--- Begin ---

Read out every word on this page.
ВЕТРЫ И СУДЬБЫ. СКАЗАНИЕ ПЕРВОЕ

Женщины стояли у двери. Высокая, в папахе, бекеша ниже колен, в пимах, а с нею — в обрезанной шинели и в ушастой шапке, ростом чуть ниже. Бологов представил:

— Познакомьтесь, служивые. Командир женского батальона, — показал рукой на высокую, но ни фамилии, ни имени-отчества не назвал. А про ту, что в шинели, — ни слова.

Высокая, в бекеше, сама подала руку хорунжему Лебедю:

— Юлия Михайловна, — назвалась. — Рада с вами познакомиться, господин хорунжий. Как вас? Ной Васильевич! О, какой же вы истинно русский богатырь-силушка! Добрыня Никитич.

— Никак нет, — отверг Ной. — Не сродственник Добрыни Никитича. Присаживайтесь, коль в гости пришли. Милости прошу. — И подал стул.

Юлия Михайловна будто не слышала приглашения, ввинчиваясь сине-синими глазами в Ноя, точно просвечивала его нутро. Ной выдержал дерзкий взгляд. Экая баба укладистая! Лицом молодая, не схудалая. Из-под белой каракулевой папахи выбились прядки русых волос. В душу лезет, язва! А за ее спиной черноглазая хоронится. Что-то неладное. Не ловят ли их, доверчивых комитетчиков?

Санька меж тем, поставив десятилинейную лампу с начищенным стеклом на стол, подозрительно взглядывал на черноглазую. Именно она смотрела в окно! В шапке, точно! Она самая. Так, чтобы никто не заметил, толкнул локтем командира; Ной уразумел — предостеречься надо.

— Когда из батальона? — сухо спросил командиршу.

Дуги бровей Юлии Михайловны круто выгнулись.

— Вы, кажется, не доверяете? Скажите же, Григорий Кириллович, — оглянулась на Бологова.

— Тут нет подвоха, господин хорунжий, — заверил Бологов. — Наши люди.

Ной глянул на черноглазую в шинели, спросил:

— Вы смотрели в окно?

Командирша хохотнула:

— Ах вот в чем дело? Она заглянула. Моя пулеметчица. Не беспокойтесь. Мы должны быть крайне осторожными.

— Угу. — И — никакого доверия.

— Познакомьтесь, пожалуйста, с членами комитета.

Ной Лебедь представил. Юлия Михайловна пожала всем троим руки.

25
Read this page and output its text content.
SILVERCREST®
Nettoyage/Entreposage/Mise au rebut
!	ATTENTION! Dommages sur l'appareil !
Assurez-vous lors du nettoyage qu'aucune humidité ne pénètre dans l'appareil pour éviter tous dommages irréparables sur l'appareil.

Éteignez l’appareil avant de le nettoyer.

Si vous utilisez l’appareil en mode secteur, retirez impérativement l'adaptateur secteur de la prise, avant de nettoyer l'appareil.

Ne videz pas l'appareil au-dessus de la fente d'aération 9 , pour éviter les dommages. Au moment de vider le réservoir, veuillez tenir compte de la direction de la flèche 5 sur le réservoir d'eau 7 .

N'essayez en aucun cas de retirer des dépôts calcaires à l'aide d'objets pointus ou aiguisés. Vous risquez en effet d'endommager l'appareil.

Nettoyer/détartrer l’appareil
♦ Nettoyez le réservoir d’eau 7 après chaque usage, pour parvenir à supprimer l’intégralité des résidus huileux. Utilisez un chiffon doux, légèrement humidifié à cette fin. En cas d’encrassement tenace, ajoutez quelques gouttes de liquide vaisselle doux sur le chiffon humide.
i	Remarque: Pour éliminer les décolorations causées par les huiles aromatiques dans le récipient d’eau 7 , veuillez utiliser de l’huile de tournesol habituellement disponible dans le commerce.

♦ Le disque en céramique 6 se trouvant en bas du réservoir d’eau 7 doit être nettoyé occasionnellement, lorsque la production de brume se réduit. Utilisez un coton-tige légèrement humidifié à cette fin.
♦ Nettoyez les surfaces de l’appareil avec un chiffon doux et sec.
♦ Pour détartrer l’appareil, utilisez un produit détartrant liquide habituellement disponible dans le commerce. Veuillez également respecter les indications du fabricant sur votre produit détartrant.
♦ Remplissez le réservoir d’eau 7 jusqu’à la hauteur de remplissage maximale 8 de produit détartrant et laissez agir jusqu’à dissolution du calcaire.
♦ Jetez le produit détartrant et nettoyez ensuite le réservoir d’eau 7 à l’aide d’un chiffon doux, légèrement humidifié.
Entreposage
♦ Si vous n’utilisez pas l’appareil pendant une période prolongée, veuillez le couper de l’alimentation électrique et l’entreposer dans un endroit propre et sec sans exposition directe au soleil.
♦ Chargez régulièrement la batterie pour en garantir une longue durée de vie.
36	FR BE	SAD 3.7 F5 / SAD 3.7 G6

--- End ---

## Exercise objective
Repeat all the entries word for word.

## Reply to the task
Read out every word on this page.
ВЕТРЫ И СУДЬБЫ. СКАЗАНИЕ ПЕРВОЕ

Женщины стояли у двери. Высокая, в папахе, бекеша ниже колен, в пимах, а с нею — в обрезанной шинели и в ушастой шапке, ростом чуть ниже. Бологов представил:

— Познакомьтесь, служивые. Командир женского батальона, — показал рукой на высокую, но ни фамилии, ни имени-отчества не назвал. А про ту, что в шинели, — ни слова.

Высокая, в бекеше, сама подала руку хорунжему Лебедю:

— Юлия Михайловна, — назвалась. — Рада с вами познакомиться, господин хорунжий. Как вас? Ной Васильевич! О, какой же вы истинно русский богатырь-силушка! Добрыня Никитич.

— Никак нет, — отверг Ной. — Не сродственник Добрыни Никитича. Присаживайтесь, коль в гости пришли. Милости прошу. — И подал стул.

Юлия Михайловна будто не слышала приглашения, ввинчиваясь сине-синими глазами в Ноя, точно просвечивала его нутро. Ной выдержал дерзкий взгляд. Экая баба укладистая! Лицом молодая, не схудалая. Из-под белой каракулевой папахи выбились прядки русых волос. В душу лезет, язва! А за ее спиной черноглазая хоронится. Что-то неладное. Не ловят ли их, доверчивых комитетчиков?

Санька меж тем, поставив десятилинейную лампу с начищенным стеклом на стол, подозрительно взглядывал на черноглазую. Именно она смотрела в окно! В шапке, точно! Она самая. Так, чтобы никто не заметил, толкнул локтем командира; Ной уразумел — предостеречься надо.

— Когда из батальона? — сухо спросил командиршу.

Дуги бровей Юлии Михайловны круто выгнулись.

— Вы, кажется, не доверяете? Скажите же, Григорий Кириллович, — оглянулась на Бологова.

— Тут нет подвоха, господин хорунжий, — заверил Бологов. — Наши люди.

Ной глянул на черноглазую в шинели, спросил:

— Вы смотрели в окно?

Командирша хохотнула:

— Ах вот в чем дело? Она заглянула. Моя пулеметчица. Не беспокойтесь. Мы должны быть крайне осторожными.

— Угу. — И — никакого доверия.

— Познакомьтесь, пожалуйста, с членами комитета.

Ной Лебедь представил. Юлия Михайловна пожала всем троим руки.

25
Read this page and output its text content.
SILVERCREST®
Nettoyage/Entreposage/Mise au rebut
!	ATTENTION! Dommages sur l'appareil !
Assurez-vous lors du nettoyage qu'aucune humidité ne pénètre dans l'appareil pour éviter tous dommages irréparables sur l'appareil.

Éteignez l’appareil avant de le nettoyer.

Si vous utilisez l’appareil en mode secteur, retirez impérativement l'adaptateur secteur de la prise, avant de nettoyer l'appareil.

Ne videz pas l'appareil au-dessus de la fente d'aération 9 , pour éviter les dommages. Au moment de vider le réservoir, veuillez tenir compte de la direction de la flèche 5 sur le réservoir d'eau 7 .

N'essayez en aucun cas de retirer des dépôts calcaires à l'aide d'objets pointus ou aiguisés. Vous risquez en effet d'endommager l'appareil.

Nettoyer/détartrer l’appareil
♦ Nettoyez le réservoir d’eau 7 après chaque usage, pour parvenir à supprimer l’intégralité des résidus huileux. Utilisez un chiffon doux, légèrement humidifié à cette fin. En cas d’encrassement tenace, ajoutez quelques gouttes de liquide vaisselle doux sur le chiffon humide.
i	Remarque: Pour éliminer les décolorations causées par les huiles aromatiques dans le récipient d’eau 7 , veuillez utiliser de l’huile de tournesol habituellement disponible dans le commerce.

♦ Le disque en céramique 6 se trouvant en bas du réservoir d’eau 7 doit être nettoyé occasionnellement, lorsque la production de brume se réduit. Utilisez un coton-tige légèrement humidifié à cette fin.
♦ Nettoyez les surfaces de l’appareil avec un chiffon doux et sec.
♦ Pour détartrer l’appareil, utilisez un produit détartrant liquide habituellement disponible dans le commerce. Veuillez également respecter les indications du fabricant sur votre produit détartrant.
♦ Remplissez le réservoir d’eau 7 jusqu’à la hauteur de remplissage maximale 8 de produit détartrant et laissez agir jusqu’à dissolution du calcaire.
♦ Jetez le produit détartrant et nettoyez ensuite le réservoir d’eau 7 à l’aide d’un chiffon doux, légèrement humidifié.
Entreposage
♦ Si vous n’utilisez pas l’appareil pendant une période prolongée, veuillez le couper de l’alimentation électrique et l’entreposer dans un endroit propre et sec sans exposition directe au soleil.
♦ Chargez régulièrement la batterie pour en garantir une longue durée de vie.
36	FR BE	SAD 3.7 F5 / SAD 3.7 G6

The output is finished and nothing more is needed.